##### Exercise material #####
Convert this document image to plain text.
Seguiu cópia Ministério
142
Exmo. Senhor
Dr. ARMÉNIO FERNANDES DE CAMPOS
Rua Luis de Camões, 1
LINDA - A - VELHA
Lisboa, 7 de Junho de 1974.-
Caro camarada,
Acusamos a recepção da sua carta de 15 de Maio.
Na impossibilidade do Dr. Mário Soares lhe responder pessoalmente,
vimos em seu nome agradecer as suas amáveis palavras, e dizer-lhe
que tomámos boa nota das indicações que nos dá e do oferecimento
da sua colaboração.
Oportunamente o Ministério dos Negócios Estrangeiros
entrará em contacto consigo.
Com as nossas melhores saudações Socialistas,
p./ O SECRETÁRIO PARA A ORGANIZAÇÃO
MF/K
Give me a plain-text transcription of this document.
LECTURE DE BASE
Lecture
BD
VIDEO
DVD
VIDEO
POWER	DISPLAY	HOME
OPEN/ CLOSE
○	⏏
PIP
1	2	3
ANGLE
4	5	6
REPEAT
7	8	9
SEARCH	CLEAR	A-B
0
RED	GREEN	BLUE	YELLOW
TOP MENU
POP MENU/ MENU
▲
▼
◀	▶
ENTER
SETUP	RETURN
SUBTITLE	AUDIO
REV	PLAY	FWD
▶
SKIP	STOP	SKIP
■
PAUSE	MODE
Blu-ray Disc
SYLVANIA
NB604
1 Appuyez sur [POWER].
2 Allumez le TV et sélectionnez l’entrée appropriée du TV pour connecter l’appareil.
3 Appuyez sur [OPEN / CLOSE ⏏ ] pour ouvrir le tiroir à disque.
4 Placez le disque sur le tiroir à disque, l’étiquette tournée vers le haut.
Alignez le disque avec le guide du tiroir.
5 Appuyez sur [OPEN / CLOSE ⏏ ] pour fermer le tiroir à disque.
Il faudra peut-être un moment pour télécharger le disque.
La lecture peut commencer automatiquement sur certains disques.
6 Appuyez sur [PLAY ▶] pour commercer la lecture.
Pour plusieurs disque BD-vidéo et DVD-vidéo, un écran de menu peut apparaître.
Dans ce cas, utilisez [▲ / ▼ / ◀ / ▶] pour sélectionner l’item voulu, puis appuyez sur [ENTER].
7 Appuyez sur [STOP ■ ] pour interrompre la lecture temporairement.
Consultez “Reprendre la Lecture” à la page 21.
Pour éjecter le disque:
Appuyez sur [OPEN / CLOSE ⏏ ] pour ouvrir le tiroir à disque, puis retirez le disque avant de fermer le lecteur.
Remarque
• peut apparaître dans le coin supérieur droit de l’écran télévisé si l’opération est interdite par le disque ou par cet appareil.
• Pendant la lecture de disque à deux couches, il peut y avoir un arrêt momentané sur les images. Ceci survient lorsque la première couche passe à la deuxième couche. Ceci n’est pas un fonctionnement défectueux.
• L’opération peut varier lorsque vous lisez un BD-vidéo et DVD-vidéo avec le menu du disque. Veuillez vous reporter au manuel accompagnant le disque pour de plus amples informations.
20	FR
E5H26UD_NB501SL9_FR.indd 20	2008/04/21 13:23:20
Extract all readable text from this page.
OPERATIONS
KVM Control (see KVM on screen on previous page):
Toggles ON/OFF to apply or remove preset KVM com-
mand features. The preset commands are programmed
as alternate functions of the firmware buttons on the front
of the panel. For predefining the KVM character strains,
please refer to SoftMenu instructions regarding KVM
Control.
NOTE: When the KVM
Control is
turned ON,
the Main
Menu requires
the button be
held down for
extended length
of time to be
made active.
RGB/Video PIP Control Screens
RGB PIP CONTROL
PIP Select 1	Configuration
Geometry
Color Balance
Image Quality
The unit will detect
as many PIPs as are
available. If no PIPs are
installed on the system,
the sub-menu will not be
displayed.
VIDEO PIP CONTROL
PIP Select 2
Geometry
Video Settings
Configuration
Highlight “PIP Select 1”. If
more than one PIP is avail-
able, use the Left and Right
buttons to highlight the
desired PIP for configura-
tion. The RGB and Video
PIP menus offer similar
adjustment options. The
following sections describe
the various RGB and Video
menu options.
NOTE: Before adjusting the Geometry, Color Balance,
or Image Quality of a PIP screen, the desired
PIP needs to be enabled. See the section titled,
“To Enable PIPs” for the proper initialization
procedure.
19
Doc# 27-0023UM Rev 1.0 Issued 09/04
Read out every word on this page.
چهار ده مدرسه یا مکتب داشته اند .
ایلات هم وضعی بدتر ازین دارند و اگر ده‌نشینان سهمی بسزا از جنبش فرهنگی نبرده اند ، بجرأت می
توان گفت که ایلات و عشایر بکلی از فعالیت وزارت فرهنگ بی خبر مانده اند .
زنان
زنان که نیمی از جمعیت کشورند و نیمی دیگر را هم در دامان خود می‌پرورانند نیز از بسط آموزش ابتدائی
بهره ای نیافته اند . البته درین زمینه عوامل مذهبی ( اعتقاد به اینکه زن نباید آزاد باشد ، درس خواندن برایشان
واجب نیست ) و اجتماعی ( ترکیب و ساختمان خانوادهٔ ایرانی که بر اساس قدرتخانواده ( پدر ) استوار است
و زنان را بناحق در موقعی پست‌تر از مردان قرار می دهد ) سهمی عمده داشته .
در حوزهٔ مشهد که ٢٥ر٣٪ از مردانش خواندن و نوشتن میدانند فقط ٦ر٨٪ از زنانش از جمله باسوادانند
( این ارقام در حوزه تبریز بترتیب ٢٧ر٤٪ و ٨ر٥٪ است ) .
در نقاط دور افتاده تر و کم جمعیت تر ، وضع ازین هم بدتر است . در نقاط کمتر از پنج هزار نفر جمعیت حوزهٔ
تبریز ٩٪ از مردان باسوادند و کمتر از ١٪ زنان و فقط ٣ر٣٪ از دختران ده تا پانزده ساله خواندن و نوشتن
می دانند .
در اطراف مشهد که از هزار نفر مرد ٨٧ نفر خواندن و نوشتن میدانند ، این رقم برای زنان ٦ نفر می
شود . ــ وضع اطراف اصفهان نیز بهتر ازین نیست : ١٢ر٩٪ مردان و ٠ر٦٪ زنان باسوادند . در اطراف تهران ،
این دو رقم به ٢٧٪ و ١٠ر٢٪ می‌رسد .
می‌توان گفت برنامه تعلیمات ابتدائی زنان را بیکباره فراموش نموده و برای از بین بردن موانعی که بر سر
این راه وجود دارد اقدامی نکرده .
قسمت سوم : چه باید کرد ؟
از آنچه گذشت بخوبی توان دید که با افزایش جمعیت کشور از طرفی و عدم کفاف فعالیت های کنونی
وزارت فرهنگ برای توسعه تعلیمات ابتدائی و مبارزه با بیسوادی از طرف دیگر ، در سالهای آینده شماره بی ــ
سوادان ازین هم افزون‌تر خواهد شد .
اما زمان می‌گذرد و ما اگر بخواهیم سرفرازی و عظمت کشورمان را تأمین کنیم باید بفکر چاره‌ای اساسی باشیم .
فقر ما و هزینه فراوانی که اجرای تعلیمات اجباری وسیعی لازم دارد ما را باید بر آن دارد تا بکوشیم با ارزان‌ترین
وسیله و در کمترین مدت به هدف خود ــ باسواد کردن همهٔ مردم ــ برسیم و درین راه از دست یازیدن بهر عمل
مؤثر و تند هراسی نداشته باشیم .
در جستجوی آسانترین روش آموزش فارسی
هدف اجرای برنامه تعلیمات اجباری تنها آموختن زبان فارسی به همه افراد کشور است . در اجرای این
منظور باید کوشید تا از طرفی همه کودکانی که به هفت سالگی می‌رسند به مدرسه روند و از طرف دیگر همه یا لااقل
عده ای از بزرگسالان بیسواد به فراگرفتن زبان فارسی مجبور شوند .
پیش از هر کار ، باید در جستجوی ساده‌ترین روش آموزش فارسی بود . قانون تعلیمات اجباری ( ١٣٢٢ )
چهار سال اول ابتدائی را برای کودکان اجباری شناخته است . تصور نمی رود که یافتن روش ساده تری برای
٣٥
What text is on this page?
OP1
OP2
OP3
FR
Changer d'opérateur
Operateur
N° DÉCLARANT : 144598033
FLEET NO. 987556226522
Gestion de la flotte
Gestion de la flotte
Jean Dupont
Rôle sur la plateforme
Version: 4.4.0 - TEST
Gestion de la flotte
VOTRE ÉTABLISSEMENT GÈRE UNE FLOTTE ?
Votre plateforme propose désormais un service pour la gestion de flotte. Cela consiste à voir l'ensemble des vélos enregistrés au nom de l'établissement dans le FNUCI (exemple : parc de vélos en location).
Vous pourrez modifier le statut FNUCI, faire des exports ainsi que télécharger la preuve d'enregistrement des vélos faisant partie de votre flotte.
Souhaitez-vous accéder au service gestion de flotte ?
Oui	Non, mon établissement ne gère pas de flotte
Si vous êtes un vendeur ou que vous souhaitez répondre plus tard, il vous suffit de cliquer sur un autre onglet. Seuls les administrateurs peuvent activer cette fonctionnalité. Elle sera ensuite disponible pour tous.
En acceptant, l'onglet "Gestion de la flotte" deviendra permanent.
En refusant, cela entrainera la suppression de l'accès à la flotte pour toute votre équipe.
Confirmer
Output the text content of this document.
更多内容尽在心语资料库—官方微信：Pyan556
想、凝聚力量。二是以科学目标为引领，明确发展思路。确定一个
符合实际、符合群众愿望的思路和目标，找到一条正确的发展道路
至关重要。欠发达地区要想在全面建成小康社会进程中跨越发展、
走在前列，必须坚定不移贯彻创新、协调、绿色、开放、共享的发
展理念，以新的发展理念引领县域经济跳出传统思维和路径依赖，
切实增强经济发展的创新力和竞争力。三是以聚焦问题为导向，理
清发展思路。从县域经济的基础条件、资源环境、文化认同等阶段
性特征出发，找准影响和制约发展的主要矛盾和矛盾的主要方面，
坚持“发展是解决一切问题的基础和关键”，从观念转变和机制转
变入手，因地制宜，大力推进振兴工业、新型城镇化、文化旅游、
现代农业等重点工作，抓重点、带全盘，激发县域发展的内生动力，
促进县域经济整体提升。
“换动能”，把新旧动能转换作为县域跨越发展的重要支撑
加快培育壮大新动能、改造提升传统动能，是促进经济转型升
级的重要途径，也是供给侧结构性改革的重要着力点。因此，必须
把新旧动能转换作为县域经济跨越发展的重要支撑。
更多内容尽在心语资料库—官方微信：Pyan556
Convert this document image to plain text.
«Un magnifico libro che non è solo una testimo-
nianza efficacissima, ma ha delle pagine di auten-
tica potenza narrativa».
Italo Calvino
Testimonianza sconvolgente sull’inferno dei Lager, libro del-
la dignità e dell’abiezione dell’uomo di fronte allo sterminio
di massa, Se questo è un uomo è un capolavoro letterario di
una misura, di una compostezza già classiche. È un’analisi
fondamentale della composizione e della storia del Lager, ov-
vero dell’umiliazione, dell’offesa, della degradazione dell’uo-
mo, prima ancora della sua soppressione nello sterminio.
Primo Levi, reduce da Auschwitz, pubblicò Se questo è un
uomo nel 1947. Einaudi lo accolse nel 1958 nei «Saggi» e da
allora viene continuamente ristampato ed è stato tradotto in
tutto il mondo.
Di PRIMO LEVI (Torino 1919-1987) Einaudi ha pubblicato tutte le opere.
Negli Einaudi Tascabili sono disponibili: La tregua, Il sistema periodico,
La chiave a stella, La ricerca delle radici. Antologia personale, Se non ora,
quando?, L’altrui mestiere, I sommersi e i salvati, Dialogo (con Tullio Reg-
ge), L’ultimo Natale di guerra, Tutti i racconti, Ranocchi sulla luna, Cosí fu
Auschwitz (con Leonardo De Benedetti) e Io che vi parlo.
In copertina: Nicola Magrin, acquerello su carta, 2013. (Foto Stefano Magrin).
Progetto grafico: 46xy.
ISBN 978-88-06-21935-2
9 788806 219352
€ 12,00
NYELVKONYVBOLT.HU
#####
_Task instructions:_
Search the entries for the word "چهار", then gather every line that has it.

_Exercise answer:_
چهار ده مدرسه یا مکتب داشته اند .
چهار سال اول ابتدائی را برای کودکان اجباری شناخته است . تصور نمی رود که یافتن روش ساده تری برای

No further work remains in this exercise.